(Extracted records)
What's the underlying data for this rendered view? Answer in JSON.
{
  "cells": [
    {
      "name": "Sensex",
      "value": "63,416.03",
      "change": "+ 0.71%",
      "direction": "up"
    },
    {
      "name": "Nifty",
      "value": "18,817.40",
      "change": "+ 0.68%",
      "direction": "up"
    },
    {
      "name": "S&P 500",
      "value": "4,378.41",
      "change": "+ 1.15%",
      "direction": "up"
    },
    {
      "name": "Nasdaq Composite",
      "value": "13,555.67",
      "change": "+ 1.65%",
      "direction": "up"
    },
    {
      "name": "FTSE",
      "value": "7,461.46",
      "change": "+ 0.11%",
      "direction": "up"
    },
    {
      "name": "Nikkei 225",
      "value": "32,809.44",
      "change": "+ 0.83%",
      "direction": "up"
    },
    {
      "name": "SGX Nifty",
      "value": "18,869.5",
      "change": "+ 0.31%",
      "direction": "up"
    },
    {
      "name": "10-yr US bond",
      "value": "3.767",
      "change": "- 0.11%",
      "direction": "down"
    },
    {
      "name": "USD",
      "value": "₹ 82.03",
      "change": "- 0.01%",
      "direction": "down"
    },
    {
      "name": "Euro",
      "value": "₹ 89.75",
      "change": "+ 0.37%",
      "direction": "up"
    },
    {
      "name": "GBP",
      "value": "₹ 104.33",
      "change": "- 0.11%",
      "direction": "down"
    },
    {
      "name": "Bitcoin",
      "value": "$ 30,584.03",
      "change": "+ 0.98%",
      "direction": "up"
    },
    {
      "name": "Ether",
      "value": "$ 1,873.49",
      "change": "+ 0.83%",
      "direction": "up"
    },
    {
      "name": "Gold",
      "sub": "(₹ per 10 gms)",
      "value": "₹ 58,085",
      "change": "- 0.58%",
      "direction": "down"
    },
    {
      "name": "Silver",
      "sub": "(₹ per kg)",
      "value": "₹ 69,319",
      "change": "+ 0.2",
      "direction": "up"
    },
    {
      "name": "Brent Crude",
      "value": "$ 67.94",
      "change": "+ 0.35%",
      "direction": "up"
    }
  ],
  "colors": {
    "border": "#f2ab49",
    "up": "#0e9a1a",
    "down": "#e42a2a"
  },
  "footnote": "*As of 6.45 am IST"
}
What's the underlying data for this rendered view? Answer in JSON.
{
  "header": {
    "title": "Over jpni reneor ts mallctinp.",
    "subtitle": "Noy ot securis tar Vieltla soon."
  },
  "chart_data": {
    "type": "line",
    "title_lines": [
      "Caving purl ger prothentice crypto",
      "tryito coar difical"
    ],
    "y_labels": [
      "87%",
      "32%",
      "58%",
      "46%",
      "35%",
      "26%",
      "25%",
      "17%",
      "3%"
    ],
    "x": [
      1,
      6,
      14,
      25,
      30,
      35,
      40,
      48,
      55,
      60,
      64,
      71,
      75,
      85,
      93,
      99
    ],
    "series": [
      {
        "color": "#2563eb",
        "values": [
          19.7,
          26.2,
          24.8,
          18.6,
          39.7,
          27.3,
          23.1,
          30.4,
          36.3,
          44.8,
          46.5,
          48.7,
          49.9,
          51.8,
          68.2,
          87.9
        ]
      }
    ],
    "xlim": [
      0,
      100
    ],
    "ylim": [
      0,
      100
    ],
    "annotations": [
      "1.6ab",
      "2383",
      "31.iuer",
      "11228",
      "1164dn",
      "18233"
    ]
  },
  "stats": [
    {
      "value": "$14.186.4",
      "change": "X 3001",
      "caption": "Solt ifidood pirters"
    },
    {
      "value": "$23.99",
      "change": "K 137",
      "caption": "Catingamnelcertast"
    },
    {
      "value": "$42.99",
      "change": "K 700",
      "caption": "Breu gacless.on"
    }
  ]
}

* [Written exercise] Extract every record. Keep wording exact.

* [Exercise output]
What's the underlying data for this rendered view? Answer in JSON.
{
  "cells": [
    {
      "name": "Sensex",
      "value": "63,416.03",
      "change": "+ 0.71%",
      "direction": "up"
    },
    {
      "name": "Nifty",
      "value": "18,817.40",
      "change": "+ 0.68%",
      "direction": "up"
    },
    {
      "name": "S&P 500",
      "value": "4,378.41",
      "change": "+ 1.15%",
      "direction": "up"
    },
    {
      "name": "Nasdaq Composite",
      "value": "13,555.67",
      "change": "+ 1.65%",
      "direction": "up"
    },
    {
      "name": "FTSE",
      "value": "7,461.46",
      "change": "+ 0.11%",
      "direction": "up"
    },
    {
      "name": "Nikkei 225",
      "value": "32,809.44",
      "change": "+ 0.83%",
      "direction": "up"
    },
    {
      "name": "SGX Nifty",
      "value": "18,869.5",
      "change": "+ 0.31%",
      "direction": "up"
    },
    {
      "name": "10-yr US bond",
      "value": "3.767",
      "change": "- 0.11%",
      "direction": "down"
    },
    {
      "name": "USD",
      "value": "₹ 82.03",
      "change": "- 0.01%",
      "direction": "down"
    },
    {
      "name": "Euro",
      "value": "₹ 89.75",
      "change": "+ 0.37%",
      "direction": "up"
    },
    {
      "name": "GBP",
      "value": "₹ 104.33",
      "change": "- 0.11%",
      "direction": "down"
    },
    {
      "name": "Bitcoin",
      "value": "$ 30,584.03",
      "change": "+ 0.98%",
      "direction": "up"
    },
    {
      "name": "Ether",
      "value": "$ 1,873.49",
      "change": "+ 0.83%",
      "direction": "up"
    },
    {
      "name": "Gold",
      "sub": "(₹ per 10 gms)",
      "value": "₹ 58,085",
      "change": "- 0.58%",
      "direction": "down"
    },
    {
      "name": "Silver",
      "sub": "(₹ per kg)",
      "value": "₹ 69,319",
      "change": "+ 0.2",
      "direction": "up"
    },
    {
      "name": "Brent Crude",
      "value": "$ 67.94",
      "change": "+ 0.35%",
      "direction": "up"
    }
  ],
  "colors": {
    "border": "#f2ab49",
    "up": "#0e9a1a",
    "down": "#e42a2a"
  },
  "footnote": "*As of 6.45 am IST"
}
What's the underlying data for this rendered view? Answer in JSON.
{
  "header": {
    "title": "Over jpni reneor ts mallctinp.",
    "subtitle": "Noy ot securis tar Vieltla soon."
  },
  "chart_data": {
    "type": "line",
    "title_lines": [
      "Caving purl ger prothentice crypto",
      "tryito coar difical"
    ],
    "y_labels": [
      "87%",
      "32%",
      "58%",
      "46%",
      "35%",
      "26%",
      "25%",
      "17%",
      "3%"
    ],
    "x": [
      1,
      6,
      14,
      25,
      30,
      35,
      40,
      48,
      55,
      60,
      64,
      71,
      75,
      85,
      93,
      99
    ],
    "series": [
      {
        "color": "#2563eb",
        "values": [
          19.7,
          26.2,
          24.8,
          18.6,
          39.7,
          27.3,
          23.1,
          30.4,
          36.3,
          44.8,
          46.5,
          48.7,
          49.9,
          51.8,
          68.2,
          87.9
        ]
      }
    ],
    "xlim": [
      0,
      100
    ],
    "ylim": [
      0,
      100
    ],
    "annotations": [
      "1.6ab",
      "2383",
      "31.iuer",
      "11228",
      "1164dn",
      "18233"
    ]
  },
  "stats": [
    {
      "value": "$14.186.4",
      "change": "X 3001",
      "caption": "Solt ifidood pirters"
    },
    {
      "value": "$23.99",
      "change": "K 137",
      "caption": "Catingamnelcertast"
    },
    {
      "value": "$42.99",
      "change": "K 700",
      "caption": "Breu gacless.on"
    }
  ]
}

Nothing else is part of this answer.